Dataset entries —

■ ■ ■ ■ ■

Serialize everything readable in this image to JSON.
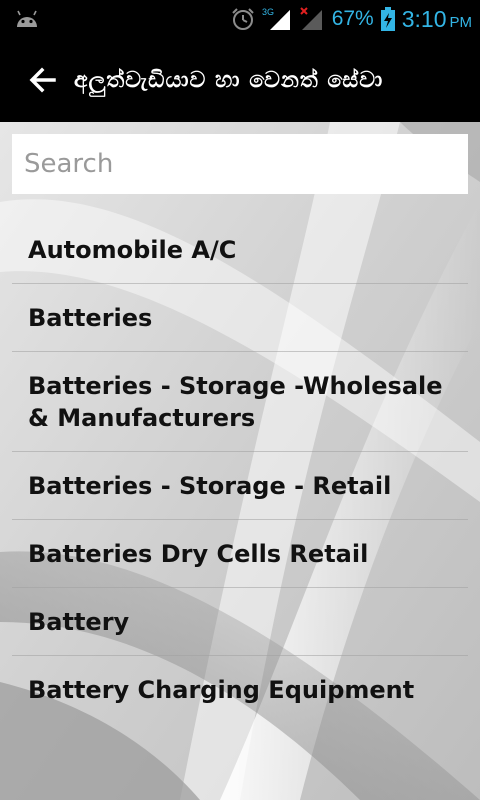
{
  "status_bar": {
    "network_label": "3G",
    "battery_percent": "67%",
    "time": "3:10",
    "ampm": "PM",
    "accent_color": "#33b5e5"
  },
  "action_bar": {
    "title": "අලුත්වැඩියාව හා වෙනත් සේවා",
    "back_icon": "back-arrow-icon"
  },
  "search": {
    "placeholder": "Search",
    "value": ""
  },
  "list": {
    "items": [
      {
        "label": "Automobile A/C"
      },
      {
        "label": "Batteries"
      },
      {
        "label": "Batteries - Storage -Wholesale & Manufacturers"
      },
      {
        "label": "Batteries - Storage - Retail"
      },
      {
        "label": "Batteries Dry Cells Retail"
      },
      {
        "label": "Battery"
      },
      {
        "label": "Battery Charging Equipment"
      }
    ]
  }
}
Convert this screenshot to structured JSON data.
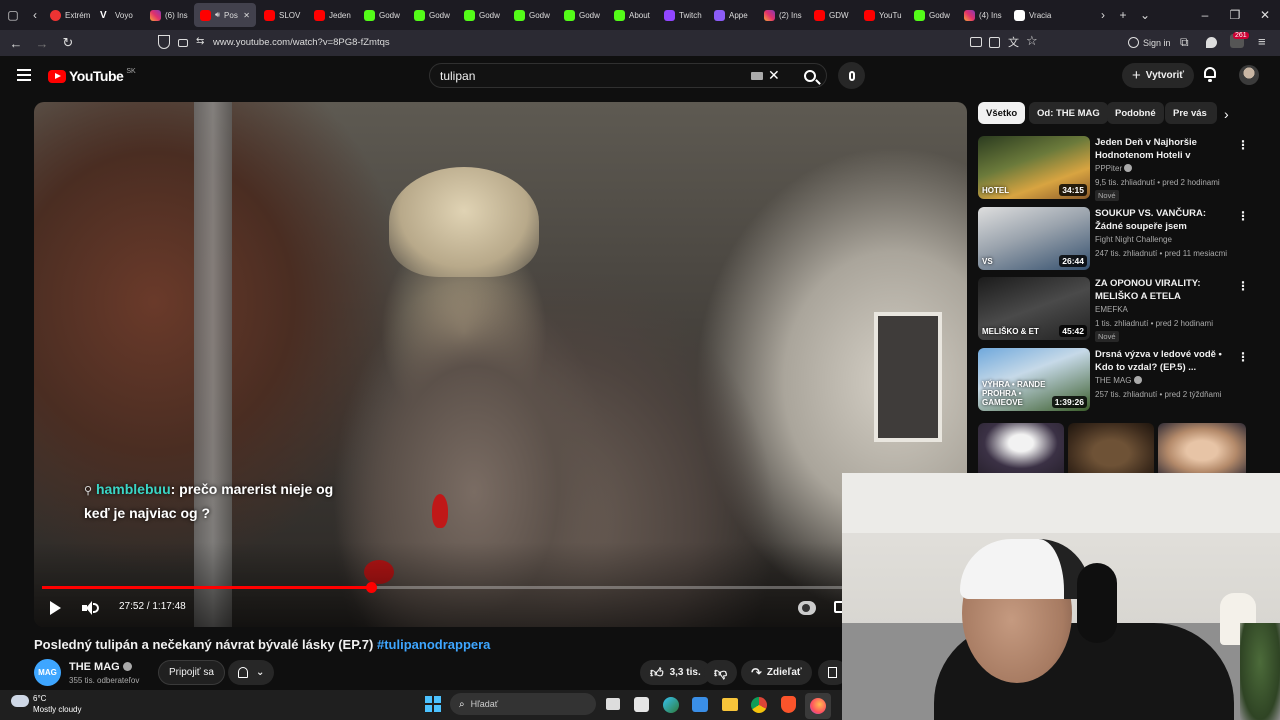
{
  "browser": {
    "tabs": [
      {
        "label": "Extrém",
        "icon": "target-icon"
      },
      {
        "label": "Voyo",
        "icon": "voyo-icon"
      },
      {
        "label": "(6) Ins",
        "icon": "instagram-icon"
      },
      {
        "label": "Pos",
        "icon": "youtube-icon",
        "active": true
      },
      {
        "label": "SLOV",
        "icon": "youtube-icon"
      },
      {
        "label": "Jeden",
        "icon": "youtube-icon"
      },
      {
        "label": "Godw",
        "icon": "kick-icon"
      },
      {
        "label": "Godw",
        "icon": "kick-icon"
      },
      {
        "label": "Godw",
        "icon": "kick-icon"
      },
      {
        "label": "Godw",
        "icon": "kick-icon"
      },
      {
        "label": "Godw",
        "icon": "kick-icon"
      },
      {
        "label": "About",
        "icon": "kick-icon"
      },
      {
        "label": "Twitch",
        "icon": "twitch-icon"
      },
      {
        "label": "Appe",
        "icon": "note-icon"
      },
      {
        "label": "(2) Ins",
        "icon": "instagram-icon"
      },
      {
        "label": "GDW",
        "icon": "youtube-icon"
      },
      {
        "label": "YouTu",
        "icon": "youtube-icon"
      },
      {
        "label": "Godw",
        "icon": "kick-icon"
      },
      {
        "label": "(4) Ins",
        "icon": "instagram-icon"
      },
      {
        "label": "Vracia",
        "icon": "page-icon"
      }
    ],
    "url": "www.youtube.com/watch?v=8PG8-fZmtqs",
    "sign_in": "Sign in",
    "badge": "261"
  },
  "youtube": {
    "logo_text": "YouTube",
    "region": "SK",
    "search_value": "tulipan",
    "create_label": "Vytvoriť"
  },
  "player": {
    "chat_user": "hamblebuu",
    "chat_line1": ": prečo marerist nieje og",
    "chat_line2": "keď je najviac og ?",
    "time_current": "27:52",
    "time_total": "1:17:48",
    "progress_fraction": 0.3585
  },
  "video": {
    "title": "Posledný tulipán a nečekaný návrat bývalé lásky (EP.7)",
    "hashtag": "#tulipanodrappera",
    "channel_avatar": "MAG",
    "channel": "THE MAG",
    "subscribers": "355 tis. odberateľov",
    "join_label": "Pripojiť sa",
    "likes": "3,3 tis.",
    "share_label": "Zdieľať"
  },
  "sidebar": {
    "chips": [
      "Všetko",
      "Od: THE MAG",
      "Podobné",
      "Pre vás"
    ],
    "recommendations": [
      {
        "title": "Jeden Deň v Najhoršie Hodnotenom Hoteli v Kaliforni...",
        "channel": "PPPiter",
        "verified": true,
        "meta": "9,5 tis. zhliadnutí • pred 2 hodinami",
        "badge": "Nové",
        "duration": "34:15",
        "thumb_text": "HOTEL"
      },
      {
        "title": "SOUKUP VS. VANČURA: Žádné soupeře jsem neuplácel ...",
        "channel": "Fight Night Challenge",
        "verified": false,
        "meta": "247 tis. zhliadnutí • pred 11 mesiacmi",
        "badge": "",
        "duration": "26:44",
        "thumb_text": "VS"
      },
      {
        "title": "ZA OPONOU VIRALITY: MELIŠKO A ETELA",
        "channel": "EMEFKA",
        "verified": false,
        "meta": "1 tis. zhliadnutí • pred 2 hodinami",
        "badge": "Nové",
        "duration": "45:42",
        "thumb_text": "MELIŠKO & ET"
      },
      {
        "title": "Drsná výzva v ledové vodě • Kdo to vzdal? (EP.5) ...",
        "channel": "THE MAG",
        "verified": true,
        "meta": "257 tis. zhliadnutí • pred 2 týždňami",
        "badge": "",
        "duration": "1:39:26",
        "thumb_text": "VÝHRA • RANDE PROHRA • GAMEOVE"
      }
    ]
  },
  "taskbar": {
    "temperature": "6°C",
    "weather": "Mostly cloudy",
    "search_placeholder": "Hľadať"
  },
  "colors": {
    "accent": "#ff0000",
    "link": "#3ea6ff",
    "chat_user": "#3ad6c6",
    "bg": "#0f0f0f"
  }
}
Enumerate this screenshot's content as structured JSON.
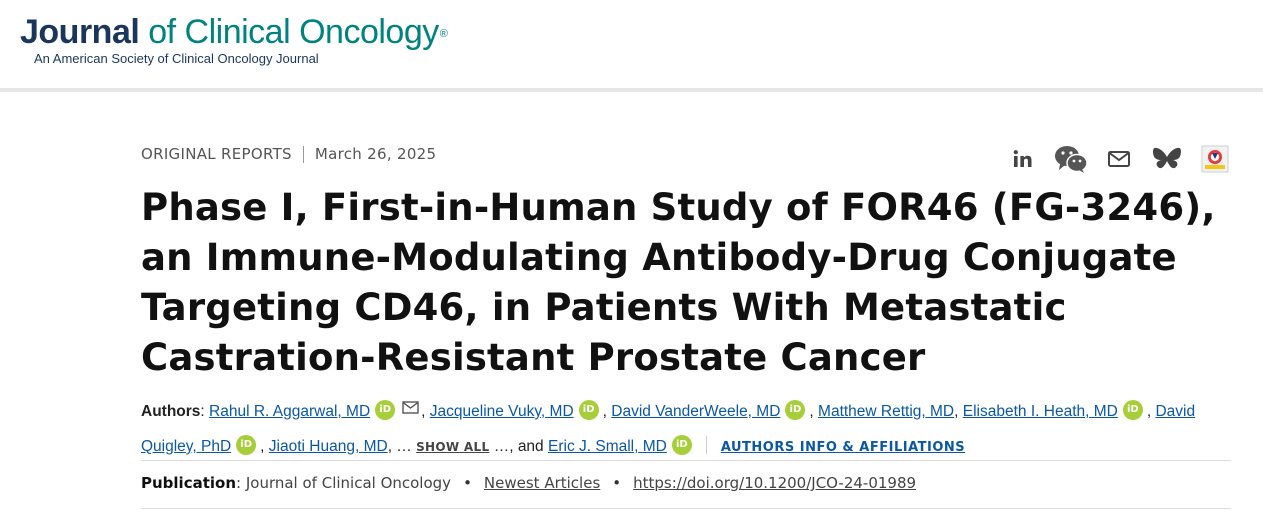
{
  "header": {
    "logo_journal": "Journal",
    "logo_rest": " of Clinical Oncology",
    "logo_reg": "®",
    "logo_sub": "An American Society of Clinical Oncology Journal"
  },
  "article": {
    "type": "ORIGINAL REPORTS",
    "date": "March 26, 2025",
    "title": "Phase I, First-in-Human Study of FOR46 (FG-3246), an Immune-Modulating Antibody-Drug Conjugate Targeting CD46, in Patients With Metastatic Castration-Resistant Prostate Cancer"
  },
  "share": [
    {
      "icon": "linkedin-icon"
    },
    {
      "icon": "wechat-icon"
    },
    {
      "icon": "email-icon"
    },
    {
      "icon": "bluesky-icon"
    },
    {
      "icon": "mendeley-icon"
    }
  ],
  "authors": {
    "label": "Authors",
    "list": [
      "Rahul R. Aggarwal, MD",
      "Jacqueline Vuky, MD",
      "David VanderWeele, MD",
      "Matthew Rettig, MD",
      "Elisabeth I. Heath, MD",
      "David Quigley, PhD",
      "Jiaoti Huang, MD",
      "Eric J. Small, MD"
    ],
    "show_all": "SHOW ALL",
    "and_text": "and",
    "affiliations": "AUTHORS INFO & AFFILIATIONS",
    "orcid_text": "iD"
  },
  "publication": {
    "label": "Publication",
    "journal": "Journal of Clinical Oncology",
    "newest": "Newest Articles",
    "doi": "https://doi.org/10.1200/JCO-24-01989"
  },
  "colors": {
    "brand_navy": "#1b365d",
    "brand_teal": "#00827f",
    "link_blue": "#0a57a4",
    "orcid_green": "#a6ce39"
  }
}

■ ■ ■ ■ ■

Return the lines of the listing where the string "MELIŠKO" appears.

        "title": "ZA OPONOU VIRALITY: MELIŠKO A ETELA",
        "thumb_text": "MELIŠKO & ET"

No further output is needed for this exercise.